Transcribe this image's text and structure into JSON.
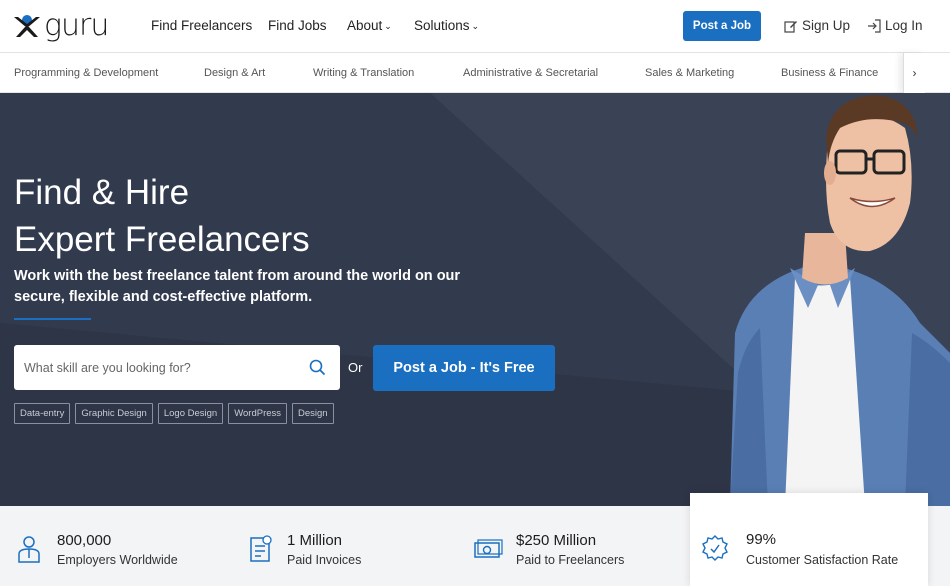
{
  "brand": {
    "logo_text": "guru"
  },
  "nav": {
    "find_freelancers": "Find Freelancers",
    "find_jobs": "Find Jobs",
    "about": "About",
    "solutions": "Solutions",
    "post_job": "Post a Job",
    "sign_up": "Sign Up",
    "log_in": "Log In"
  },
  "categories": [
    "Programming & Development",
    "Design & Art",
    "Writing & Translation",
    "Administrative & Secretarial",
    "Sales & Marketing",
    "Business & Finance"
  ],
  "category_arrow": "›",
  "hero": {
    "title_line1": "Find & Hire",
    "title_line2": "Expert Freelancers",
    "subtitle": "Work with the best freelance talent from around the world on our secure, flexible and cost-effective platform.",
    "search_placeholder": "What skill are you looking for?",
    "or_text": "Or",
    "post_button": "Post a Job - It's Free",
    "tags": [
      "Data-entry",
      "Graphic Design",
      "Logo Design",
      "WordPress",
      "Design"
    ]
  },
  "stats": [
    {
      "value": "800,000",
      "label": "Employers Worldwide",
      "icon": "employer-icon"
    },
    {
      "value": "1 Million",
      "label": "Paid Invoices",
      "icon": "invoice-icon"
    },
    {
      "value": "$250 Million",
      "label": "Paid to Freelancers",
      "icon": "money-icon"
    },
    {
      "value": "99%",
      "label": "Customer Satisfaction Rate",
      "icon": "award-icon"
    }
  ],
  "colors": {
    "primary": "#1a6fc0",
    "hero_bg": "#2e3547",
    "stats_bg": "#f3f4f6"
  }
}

------------

Quote the full listing above word for word; exclude every picture from the copy.

Transcribe this image's text and structure into JSON.
{
  "brand": {
    "logo_text": "guru"
  },
  "nav": {
    "find_freelancers": "Find Freelancers",
    "find_jobs": "Find Jobs",
    "about": "About",
    "solutions": "Solutions",
    "post_job": "Post a Job",
    "sign_up": "Sign Up",
    "log_in": "Log In"
  },
  "categories": [
    "Programming & Development",
    "Design & Art",
    "Writing & Translation",
    "Administrative & Secretarial",
    "Sales & Marketing",
    "Business & Finance"
  ],
  "category_arrow": "›",
  "hero": {
    "title_line1": "Find & Hire",
    "title_line2": "Expert Freelancers",
    "subtitle": "Work with the best freelance talent from around the world on our secure, flexible and cost-effective platform.",
    "search_placeholder": "What skill are you looking for?",
    "or_text": "Or",
    "post_button": "Post a Job - It's Free",
    "tags": [
      "Data-entry",
      "Graphic Design",
      "Logo Design",
      "WordPress",
      "Design"
    ]
  },
  "stats": [
    {
      "value": "800,000",
      "label": "Employers Worldwide",
      "icon": "employer-icon"
    },
    {
      "value": "1 Million",
      "label": "Paid Invoices",
      "icon": "invoice-icon"
    },
    {
      "value": "$250 Million",
      "label": "Paid to Freelancers",
      "icon": "money-icon"
    },
    {
      "value": "99%",
      "label": "Customer Satisfaction Rate",
      "icon": "award-icon"
    }
  ],
  "colors": {
    "primary": "#1a6fc0",
    "hero_bg": "#2e3547",
    "stats_bg": "#f3f4f6"
  }
}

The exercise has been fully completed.